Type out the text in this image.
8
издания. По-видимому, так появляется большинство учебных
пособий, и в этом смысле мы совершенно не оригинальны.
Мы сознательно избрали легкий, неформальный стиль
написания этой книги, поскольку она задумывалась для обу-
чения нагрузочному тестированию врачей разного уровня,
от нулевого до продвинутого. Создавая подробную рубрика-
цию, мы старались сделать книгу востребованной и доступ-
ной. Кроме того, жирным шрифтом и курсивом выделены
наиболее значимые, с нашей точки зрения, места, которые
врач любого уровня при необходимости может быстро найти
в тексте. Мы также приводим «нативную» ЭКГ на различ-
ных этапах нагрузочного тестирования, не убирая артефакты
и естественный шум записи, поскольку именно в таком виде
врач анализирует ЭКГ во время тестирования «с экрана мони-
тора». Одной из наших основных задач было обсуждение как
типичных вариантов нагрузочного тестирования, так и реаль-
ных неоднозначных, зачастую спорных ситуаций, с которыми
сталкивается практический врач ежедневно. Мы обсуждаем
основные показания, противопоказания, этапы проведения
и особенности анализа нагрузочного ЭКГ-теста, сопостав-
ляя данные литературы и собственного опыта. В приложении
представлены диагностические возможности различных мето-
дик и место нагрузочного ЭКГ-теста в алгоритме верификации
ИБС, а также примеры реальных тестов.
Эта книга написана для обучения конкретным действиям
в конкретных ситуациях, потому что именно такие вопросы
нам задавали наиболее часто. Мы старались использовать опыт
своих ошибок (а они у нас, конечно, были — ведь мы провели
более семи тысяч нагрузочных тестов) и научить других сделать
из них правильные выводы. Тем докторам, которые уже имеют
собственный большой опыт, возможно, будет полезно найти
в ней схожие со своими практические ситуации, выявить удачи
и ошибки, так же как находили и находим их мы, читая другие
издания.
--
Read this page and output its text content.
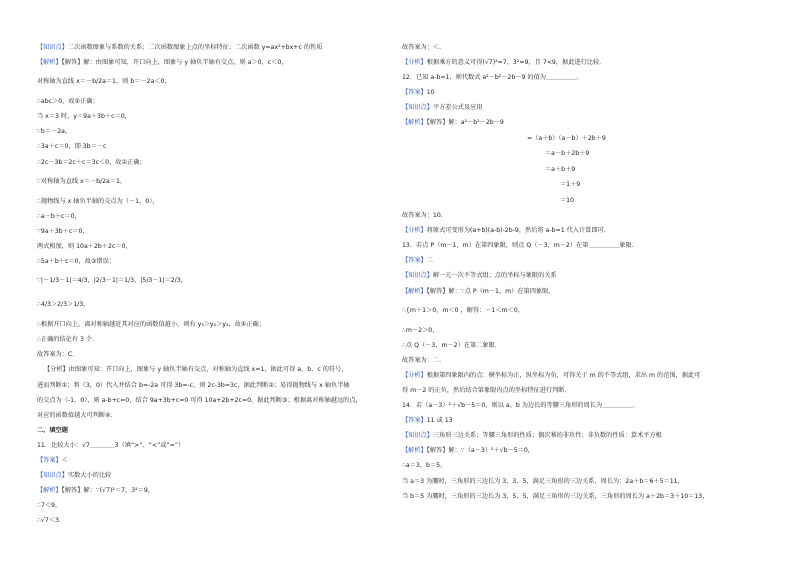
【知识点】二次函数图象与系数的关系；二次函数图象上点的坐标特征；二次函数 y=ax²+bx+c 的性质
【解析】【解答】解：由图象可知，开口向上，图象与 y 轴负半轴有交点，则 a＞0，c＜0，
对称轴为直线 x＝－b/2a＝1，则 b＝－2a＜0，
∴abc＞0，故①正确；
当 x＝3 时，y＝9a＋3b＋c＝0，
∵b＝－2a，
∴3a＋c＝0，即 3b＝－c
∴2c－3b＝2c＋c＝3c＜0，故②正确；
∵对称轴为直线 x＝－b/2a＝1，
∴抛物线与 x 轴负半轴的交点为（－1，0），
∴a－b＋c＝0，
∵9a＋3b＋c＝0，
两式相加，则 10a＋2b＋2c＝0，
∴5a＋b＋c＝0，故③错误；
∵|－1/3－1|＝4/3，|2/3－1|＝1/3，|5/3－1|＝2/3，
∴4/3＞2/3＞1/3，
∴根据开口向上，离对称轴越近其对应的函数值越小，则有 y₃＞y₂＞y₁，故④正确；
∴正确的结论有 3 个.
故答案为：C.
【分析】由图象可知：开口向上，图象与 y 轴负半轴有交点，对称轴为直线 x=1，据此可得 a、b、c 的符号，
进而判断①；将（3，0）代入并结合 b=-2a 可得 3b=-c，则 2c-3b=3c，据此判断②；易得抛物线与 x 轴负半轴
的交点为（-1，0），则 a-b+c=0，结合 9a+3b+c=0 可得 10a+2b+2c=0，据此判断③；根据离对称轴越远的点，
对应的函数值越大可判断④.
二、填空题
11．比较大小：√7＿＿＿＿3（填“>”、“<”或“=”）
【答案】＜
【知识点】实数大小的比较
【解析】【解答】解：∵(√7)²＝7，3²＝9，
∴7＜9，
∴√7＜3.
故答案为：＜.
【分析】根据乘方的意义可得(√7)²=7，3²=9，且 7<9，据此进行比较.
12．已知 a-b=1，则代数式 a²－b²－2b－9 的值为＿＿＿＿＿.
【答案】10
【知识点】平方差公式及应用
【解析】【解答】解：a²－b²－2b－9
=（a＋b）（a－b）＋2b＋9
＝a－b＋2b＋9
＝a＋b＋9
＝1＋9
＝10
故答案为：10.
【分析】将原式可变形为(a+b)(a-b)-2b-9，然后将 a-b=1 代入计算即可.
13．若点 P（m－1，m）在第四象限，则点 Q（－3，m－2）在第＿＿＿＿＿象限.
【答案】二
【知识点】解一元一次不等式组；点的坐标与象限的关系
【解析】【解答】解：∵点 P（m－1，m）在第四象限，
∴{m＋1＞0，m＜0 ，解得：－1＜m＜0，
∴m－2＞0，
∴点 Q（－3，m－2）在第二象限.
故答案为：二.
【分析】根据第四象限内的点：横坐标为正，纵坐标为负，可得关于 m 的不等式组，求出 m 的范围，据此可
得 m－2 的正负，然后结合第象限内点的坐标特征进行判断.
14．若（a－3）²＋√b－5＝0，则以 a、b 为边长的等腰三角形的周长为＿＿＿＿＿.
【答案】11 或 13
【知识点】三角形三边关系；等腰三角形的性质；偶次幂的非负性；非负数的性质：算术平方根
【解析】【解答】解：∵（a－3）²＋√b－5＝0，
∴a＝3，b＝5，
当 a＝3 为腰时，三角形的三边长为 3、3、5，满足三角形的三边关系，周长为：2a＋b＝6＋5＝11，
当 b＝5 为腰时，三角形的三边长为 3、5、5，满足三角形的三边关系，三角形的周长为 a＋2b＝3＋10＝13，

## AIM
Say how many lines in the records contain the string "старались", and say nothing else.

## TASK SOLUTION
2